• [Instruction]: Look for the string "this" in the lines and copy each line that has it.

• [Materials provided]:
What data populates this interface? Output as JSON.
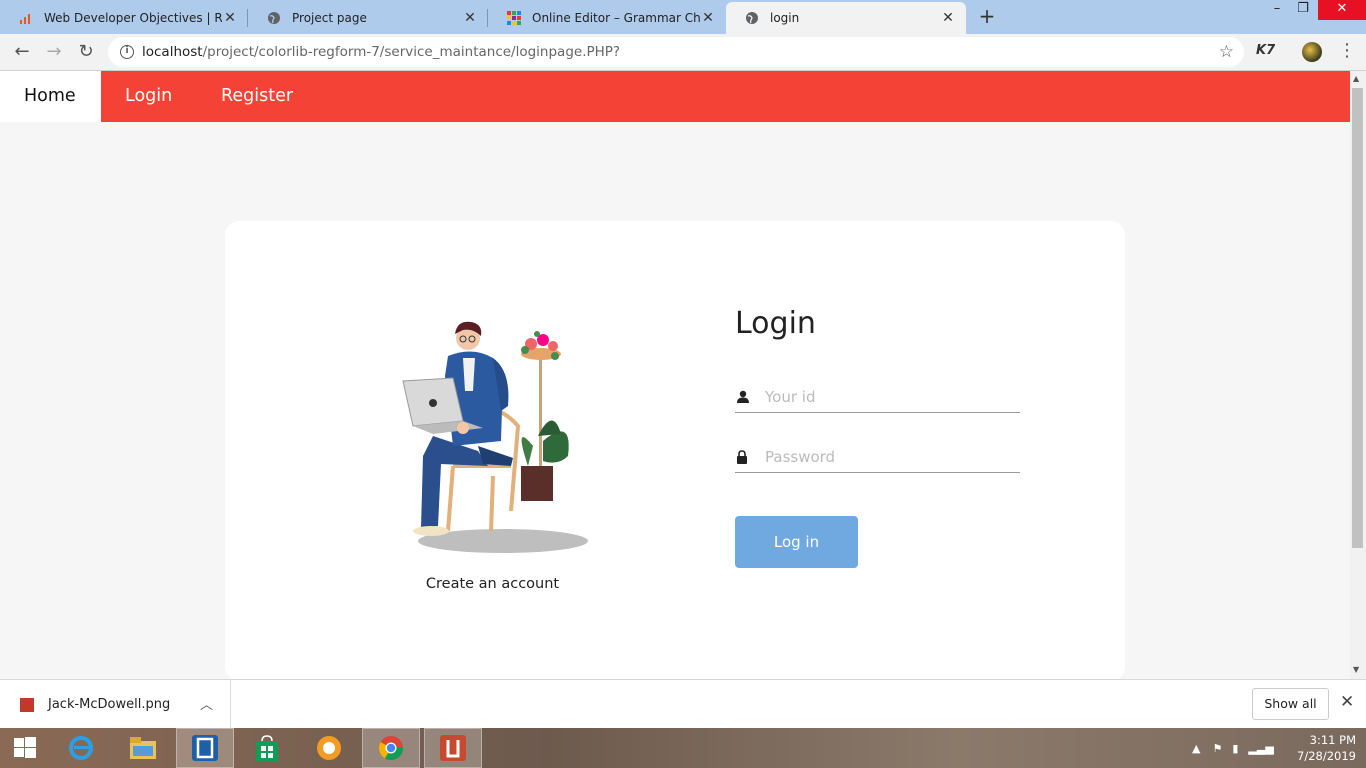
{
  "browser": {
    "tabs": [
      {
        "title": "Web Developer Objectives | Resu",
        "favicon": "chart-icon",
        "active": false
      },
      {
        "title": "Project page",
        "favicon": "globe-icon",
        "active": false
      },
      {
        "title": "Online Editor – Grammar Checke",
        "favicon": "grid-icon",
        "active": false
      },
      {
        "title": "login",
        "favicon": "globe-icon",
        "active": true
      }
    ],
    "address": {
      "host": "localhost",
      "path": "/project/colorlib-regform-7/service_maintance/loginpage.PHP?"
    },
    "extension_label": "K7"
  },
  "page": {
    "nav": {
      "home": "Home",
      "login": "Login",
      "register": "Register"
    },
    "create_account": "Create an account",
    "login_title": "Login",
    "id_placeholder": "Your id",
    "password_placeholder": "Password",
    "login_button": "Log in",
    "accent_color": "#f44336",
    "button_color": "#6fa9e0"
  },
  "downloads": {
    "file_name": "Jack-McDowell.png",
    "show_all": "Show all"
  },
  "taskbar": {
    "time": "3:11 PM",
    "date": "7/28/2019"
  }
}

==

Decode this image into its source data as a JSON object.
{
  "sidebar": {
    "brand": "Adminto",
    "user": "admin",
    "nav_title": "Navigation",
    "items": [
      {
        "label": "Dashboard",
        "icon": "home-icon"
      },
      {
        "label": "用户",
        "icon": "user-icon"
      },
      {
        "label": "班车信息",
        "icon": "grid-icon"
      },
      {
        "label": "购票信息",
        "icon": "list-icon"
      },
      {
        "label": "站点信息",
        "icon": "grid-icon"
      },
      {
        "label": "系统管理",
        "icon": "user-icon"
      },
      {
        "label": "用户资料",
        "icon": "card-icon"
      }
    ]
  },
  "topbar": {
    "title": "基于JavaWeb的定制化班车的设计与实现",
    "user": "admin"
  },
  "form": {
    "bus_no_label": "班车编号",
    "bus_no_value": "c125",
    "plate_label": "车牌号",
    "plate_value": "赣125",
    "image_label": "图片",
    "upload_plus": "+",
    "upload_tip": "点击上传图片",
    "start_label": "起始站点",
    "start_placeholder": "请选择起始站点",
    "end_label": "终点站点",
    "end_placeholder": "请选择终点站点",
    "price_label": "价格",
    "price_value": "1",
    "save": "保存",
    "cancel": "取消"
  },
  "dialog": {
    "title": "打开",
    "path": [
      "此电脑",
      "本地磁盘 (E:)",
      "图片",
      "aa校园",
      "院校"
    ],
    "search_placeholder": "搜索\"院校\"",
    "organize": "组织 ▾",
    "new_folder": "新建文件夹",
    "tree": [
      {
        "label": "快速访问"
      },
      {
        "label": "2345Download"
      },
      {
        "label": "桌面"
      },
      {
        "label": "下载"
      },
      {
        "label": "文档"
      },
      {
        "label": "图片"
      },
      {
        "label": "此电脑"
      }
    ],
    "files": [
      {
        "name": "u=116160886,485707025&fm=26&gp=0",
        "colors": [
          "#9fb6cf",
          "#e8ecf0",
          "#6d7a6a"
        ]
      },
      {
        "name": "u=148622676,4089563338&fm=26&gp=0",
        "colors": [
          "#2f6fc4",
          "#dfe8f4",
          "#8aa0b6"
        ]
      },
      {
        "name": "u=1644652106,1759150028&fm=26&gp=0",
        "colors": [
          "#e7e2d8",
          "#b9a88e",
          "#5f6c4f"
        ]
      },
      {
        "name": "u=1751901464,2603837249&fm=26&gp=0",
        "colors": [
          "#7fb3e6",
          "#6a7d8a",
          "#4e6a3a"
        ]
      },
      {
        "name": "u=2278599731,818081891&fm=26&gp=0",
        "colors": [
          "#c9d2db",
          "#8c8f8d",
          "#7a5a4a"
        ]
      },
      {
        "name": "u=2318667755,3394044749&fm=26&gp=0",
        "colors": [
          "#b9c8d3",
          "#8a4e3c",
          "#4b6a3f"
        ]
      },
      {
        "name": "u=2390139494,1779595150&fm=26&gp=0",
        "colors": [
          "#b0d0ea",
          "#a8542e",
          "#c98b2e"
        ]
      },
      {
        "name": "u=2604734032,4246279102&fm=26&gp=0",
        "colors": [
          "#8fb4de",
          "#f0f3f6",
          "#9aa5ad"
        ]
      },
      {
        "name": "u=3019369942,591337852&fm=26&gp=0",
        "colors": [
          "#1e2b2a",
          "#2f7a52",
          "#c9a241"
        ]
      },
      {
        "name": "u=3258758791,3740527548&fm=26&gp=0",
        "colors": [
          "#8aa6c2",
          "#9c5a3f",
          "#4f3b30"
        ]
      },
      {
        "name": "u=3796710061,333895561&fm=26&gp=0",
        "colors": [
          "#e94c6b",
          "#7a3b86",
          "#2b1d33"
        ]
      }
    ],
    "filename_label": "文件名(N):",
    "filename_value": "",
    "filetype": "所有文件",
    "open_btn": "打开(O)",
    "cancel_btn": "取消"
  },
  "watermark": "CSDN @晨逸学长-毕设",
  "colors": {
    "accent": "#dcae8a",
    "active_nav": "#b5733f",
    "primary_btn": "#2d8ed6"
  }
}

• [Task output]:
What data populates this interface? Output as JSON.
Decode this image into its source data as a JSON object.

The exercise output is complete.